— start of EXTRACTED INFORMATION —
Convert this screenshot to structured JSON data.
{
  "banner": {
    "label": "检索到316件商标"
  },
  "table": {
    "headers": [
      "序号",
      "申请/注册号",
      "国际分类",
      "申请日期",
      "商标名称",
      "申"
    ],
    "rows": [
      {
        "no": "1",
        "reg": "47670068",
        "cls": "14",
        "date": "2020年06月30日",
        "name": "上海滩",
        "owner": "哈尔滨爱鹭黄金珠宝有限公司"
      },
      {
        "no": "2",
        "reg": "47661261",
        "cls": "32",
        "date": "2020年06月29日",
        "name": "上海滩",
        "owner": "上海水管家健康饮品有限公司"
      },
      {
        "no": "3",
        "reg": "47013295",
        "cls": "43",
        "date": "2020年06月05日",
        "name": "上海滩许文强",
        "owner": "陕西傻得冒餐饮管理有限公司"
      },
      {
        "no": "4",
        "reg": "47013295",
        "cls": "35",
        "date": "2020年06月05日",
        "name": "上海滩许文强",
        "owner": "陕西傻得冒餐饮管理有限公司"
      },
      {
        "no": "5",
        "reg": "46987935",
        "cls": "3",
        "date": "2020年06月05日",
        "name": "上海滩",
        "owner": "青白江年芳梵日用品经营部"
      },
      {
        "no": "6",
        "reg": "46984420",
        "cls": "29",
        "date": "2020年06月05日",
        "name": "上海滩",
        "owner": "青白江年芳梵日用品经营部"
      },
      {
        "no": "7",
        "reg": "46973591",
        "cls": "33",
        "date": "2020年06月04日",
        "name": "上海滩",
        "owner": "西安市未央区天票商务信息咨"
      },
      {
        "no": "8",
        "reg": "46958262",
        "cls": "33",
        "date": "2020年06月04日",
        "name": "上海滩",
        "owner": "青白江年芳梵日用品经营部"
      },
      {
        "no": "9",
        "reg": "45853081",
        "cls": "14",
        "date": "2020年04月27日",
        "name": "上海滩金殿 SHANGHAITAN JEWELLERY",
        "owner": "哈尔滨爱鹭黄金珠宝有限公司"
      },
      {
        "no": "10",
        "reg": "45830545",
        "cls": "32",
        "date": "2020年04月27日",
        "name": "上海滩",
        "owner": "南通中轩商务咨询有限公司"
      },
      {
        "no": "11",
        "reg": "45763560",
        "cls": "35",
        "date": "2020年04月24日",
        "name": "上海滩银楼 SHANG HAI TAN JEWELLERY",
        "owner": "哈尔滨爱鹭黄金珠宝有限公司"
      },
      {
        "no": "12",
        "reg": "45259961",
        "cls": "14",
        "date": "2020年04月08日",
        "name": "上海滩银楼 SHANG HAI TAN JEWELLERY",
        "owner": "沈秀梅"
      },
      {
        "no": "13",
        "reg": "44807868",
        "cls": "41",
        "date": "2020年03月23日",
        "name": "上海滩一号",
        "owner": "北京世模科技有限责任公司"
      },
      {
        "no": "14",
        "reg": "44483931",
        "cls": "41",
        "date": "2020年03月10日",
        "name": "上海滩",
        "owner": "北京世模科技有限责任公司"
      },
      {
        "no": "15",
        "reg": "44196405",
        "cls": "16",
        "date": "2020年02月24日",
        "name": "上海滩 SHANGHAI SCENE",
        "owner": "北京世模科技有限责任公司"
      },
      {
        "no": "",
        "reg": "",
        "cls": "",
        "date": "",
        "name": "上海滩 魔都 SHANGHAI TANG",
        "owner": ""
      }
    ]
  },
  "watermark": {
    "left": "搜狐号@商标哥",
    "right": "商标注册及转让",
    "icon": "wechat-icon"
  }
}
— end of EXTRACTED INFORMATION —
EXERCISE: Print the material above once more, exactly.

RESPONSE TO THIS EXERCISE:
Convert this screenshot to structured JSON data.
{
  "banner": {
    "label": "检索到316件商标"
  },
  "table": {
    "headers": [
      "序号",
      "申请/注册号",
      "国际分类",
      "申请日期",
      "商标名称",
      "申"
    ],
    "rows": [
      {
        "no": "1",
        "reg": "47670068",
        "cls": "14",
        "date": "2020年06月30日",
        "name": "上海滩",
        "owner": "哈尔滨爱鹭黄金珠宝有限公司"
      },
      {
        "no": "2",
        "reg": "47661261",
        "cls": "32",
        "date": "2020年06月29日",
        "name": "上海滩",
        "owner": "上海水管家健康饮品有限公司"
      },
      {
        "no": "3",
        "reg": "47013295",
        "cls": "43",
        "date": "2020年06月05日",
        "name": "上海滩许文强",
        "owner": "陕西傻得冒餐饮管理有限公司"
      },
      {
        "no": "4",
        "reg": "47013295",
        "cls": "35",
        "date": "2020年06月05日",
        "name": "上海滩许文强",
        "owner": "陕西傻得冒餐饮管理有限公司"
      },
      {
        "no": "5",
        "reg": "46987935",
        "cls": "3",
        "date": "2020年06月05日",
        "name": "上海滩",
        "owner": "青白江年芳梵日用品经营部"
      },
      {
        "no": "6",
        "reg": "46984420",
        "cls": "29",
        "date": "2020年06月05日",
        "name": "上海滩",
        "owner": "青白江年芳梵日用品经营部"
      },
      {
        "no": "7",
        "reg": "46973591",
        "cls": "33",
        "date": "2020年06月04日",
        "name": "上海滩",
        "owner": "西安市未央区天票商务信息咨"
      },
      {
        "no": "8",
        "reg": "46958262",
        "cls": "33",
        "date": "2020年06月04日",
        "name": "上海滩",
        "owner": "青白江年芳梵日用品经营部"
      },
      {
        "no": "9",
        "reg": "45853081",
        "cls": "14",
        "date": "2020年04月27日",
        "name": "上海滩金殿 SHANGHAITAN JEWELLERY",
        "owner": "哈尔滨爱鹭黄金珠宝有限公司"
      },
      {
        "no": "10",
        "reg": "45830545",
        "cls": "32",
        "date": "2020年04月27日",
        "name": "上海滩",
        "owner": "南通中轩商务咨询有限公司"
      },
      {
        "no": "11",
        "reg": "45763560",
        "cls": "35",
        "date": "2020年04月24日",
        "name": "上海滩银楼 SHANG HAI TAN JEWELLERY",
        "owner": "哈尔滨爱鹭黄金珠宝有限公司"
      },
      {
        "no": "12",
        "reg": "45259961",
        "cls": "14",
        "date": "2020年04月08日",
        "name": "上海滩银楼 SHANG HAI TAN JEWELLERY",
        "owner": "沈秀梅"
      },
      {
        "no": "13",
        "reg": "44807868",
        "cls": "41",
        "date": "2020年03月23日",
        "name": "上海滩一号",
        "owner": "北京世模科技有限责任公司"
      },
      {
        "no": "14",
        "reg": "44483931",
        "cls": "41",
        "date": "2020年03月10日",
        "name": "上海滩",
        "owner": "北京世模科技有限责任公司"
      },
      {
        "no": "15",
        "reg": "44196405",
        "cls": "16",
        "date": "2020年02月24日",
        "name": "上海滩 SHANGHAI SCENE",
        "owner": "北京世模科技有限责任公司"
      },
      {
        "no": "",
        "reg": "",
        "cls": "",
        "date": "",
        "name": "上海滩 魔都 SHANGHAI TANG",
        "owner": ""
      }
    ]
  },
  "watermark": {
    "left": "搜狐号@商标哥",
    "right": "商标注册及转让",
    "icon": "wechat-icon"
  }
}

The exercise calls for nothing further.